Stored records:
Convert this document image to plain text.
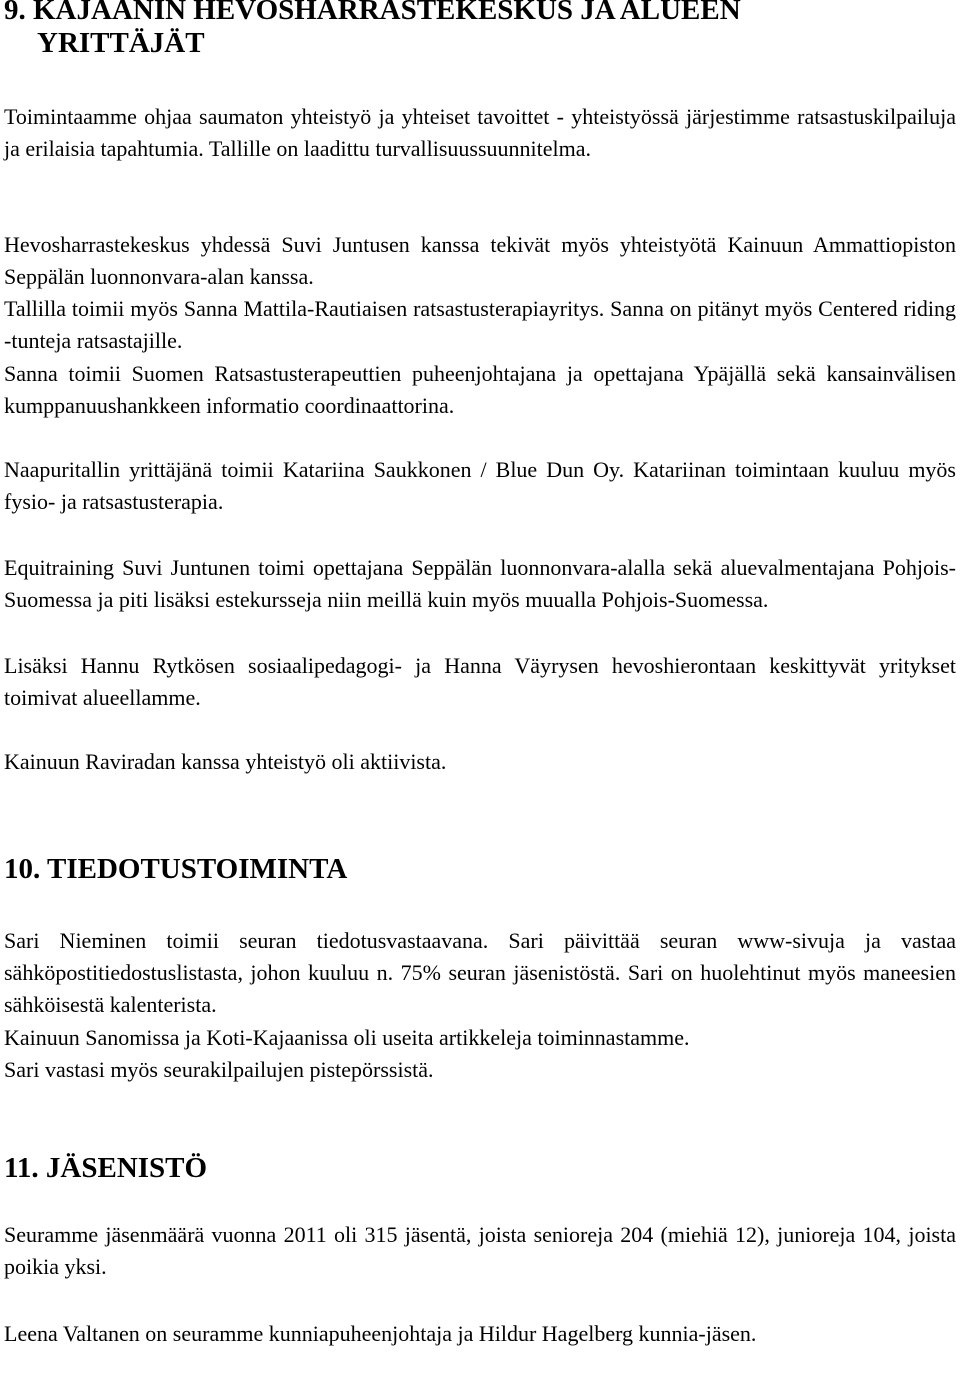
9. KAJAANIN HEVOSHARRASTEKESKUS JA ALUEEN
YRITTÄJÄT

Toimintaamme ohjaa saumaton yhteistyö ja yhteiset tavoittet - yhteistyössä järjestimme ratsastuskilpailuja ja erilaisia tapahtumia. Tallille on laadittu turvallisuussuunnitelma.

Hevosharrastekeskus yhdessä Suvi Juntusen kanssa tekivät myös yhteistyötä Kainuun Ammattiopiston Seppälän luonnonvara-alan kanssa.

Tallilla toimii myös Sanna Mattila-Rautiaisen ratsastusterapiayritys. Sanna on pitänyt myös Centered riding -tunteja ratsastajille.

Sanna toimii Suomen Ratsastusterapeuttien puheenjohtajana ja opettajana Ypäjällä sekä kansainvälisen kumppanuushankkeen informatio coordinaattorina.

Naapuritallin yrittäjänä toimii Katariina Saukkonen / Blue Dun Oy. Katariinan toimintaan kuuluu myös fysio- ja ratsastusterapia.

Equitraining Suvi Juntunen toimi opettajana Seppälän luonnonvara-alalla sekä aluevalmentajana Pohjois-Suomessa ja piti lisäksi estekursseja niin meillä kuin myös muualla Pohjois-Suomessa.

Lisäksi Hannu Rytkösen sosiaalipedagogi- ja Hanna Väyrysen hevoshierontaan keskittyvät yritykset toimivat alueellamme.

Kainuun Raviradan kanssa yhteistyö oli aktiivista.

10. TIEDOTUSTOIMINTA

Sari Nieminen toimii seuran tiedotusvastaavana. Sari päivittää seuran www-sivuja ja vastaa sähköpostitiedostuslistasta, johon kuuluu n. 75% seuran jäsenistöstä. Sari on huolehtinut myös maneesien sähköisestä kalenterista.

Kainuun Sanomissa ja Koti-Kajaanissa oli useita artikkeleja toiminnastamme.

Sari vastasi myös seurakilpailujen pistepörssistä.

11. JÄSENISTÖ

Seuramme jäsenmäärä vuonna 2011 oli 315 jäsentä, joista senioreja 204 (miehiä 12), junioreja 104, joista poikia yksi.

Leena Valtanen on seuramme kunniapuheenjohtaja ja Hildur Hagelberg kunnia-jäsen.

■ SHORT TASK
Reproduce the data word for word, excluding its pictures.

■ SOLVED EXERCISE
Convert this document image to plain text.
9. KAJAANIN HEVOSHARRASTEKESKUS JA ALUEEN
YRITTÄJÄT

Toimintaamme ohjaa saumaton yhteistyö ja yhteiset tavoittet - yhteistyössä järjestimme ratsastuskilpailuja ja erilaisia tapahtumia. Tallille on laadittu turvallisuussuunnitelma.

Hevosharrastekeskus yhdessä Suvi Juntusen kanssa tekivät myös yhteistyötä Kainuun Ammattiopiston Seppälän luonnonvara-alan kanssa.

Tallilla toimii myös Sanna Mattila-Rautiaisen ratsastusterapiayritys. Sanna on pitänyt myös Centered riding -tunteja ratsastajille.

Sanna toimii Suomen Ratsastusterapeuttien puheenjohtajana ja opettajana Ypäjällä sekä kansainvälisen kumppanuushankkeen informatio coordinaattorina.

Naapuritallin yrittäjänä toimii Katariina Saukkonen / Blue Dun Oy. Katariinan toimintaan kuuluu myös fysio- ja ratsastusterapia.

Equitraining Suvi Juntunen toimi opettajana Seppälän luonnonvara-alalla sekä aluevalmentajana Pohjois-Suomessa ja piti lisäksi estekursseja niin meillä kuin myös muualla Pohjois-Suomessa.

Lisäksi Hannu Rytkösen sosiaalipedagogi- ja Hanna Väyrysen hevoshierontaan keskittyvät yritykset toimivat alueellamme.

Kainuun Raviradan kanssa yhteistyö oli aktiivista.

10. TIEDOTUSTOIMINTA

Sari Nieminen toimii seuran tiedotusvastaavana. Sari päivittää seuran www-sivuja ja vastaa sähköpostitiedostuslistasta, johon kuuluu n. 75% seuran jäsenistöstä. Sari on huolehtinut myös maneesien sähköisestä kalenterista.

Kainuun Sanomissa ja Koti-Kajaanissa oli useita artikkeleja toiminnastamme.

Sari vastasi myös seurakilpailujen pistepörssistä.

11. JÄSENISTÖ

Seuramme jäsenmäärä vuonna 2011 oli 315 jäsentä, joista senioreja 204 (miehiä 12), junioreja 104, joista poikia yksi.

Leena Valtanen on seuramme kunniapuheenjohtaja ja Hildur Hagelberg kunnia-jäsen.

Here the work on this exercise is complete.